◆ **WRITTEN REQUEST**
Every line in the listing is to be echoed verbatim.

____

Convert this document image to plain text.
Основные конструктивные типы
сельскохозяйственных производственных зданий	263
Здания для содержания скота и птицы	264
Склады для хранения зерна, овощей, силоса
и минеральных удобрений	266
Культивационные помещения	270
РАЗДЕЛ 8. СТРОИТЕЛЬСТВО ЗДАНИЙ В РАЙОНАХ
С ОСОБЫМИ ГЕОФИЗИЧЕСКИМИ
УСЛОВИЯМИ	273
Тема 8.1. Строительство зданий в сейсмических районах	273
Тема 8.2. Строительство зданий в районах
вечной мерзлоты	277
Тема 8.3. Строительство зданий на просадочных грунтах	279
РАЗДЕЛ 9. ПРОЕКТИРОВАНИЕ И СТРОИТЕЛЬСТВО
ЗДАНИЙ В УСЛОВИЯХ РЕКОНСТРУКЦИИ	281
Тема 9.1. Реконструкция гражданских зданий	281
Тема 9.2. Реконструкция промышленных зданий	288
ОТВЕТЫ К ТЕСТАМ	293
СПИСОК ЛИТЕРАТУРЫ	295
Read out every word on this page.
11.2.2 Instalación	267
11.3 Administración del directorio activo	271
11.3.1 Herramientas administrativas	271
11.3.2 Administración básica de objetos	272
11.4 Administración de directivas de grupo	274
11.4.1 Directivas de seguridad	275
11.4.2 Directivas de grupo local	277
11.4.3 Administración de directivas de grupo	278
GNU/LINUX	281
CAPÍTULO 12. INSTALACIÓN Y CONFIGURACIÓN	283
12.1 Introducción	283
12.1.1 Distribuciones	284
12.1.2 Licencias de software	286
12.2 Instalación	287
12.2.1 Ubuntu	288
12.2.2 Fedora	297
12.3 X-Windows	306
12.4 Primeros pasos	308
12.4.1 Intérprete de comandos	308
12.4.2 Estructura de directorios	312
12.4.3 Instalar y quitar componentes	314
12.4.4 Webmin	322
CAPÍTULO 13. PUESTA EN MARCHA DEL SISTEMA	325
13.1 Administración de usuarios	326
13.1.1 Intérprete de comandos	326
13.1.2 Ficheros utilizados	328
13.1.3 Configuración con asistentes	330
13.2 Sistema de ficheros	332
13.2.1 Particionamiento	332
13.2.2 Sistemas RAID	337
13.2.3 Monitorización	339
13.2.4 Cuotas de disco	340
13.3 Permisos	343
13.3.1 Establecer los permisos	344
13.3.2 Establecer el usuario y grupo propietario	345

____

◆ **RESULT OF THE TASK**
Convert this document image to plain text.
Основные конструктивные типы
сельскохозяйственных производственных зданий	263
Здания для содержания скота и птицы	264
Склады для хранения зерна, овощей, силоса
и минеральных удобрений	266
Культивационные помещения	270
РАЗДЕЛ 8. СТРОИТЕЛЬСТВО ЗДАНИЙ В РАЙОНАХ
С ОСОБЫМИ ГЕОФИЗИЧЕСКИМИ
УСЛОВИЯМИ	273
Тема 8.1. Строительство зданий в сейсмических районах	273
Тема 8.2. Строительство зданий в районах
вечной мерзлоты	277
Тема 8.3. Строительство зданий на просадочных грунтах	279
РАЗДЕЛ 9. ПРОЕКТИРОВАНИЕ И СТРОИТЕЛЬСТВО
ЗДАНИЙ В УСЛОВИЯХ РЕКОНСТРУКЦИИ	281
Тема 9.1. Реконструкция гражданских зданий	281
Тема 9.2. Реконструкция промышленных зданий	288
ОТВЕТЫ К ТЕСТАМ	293
СПИСОК ЛИТЕРАТУРЫ	295
Read out every word on this page.
11.2.2 Instalación	267
11.3 Administración del directorio activo	271
11.3.1 Herramientas administrativas	271
11.3.2 Administración básica de objetos	272
11.4 Administración de directivas de grupo	274
11.4.1 Directivas de seguridad	275
11.4.2 Directivas de grupo local	277
11.4.3 Administración de directivas de grupo	278
GNU/LINUX	281
CAPÍTULO 12. INSTALACIÓN Y CONFIGURACIÓN	283
12.1 Introducción	283
12.1.1 Distribuciones	284
12.1.2 Licencias de software	286
12.2 Instalación	287
12.2.1 Ubuntu	288
12.2.2 Fedora	297
12.3 X-Windows	306
12.4 Primeros pasos	308
12.4.1 Intérprete de comandos	308
12.4.2 Estructura de directorios	312
12.4.3 Instalar y quitar componentes	314
12.4.4 Webmin	322
CAPÍTULO 13. PUESTA EN MARCHA DEL SISTEMA	325
13.1 Administración de usuarios	326
13.1.1 Intérprete de comandos	326
13.1.2 Ficheros utilizados	328
13.1.3 Configuración con asistentes	330
13.2 Sistema de ficheros	332
13.2.1 Particionamiento	332
13.2.2 Sistemas RAID	337
13.2.3 Monitorización	339
13.2.4 Cuotas de disco	340
13.3 Permisos	343
13.3.1 Establecer los permisos	344
13.3.2 Establecer el usuario y grupo propietario	345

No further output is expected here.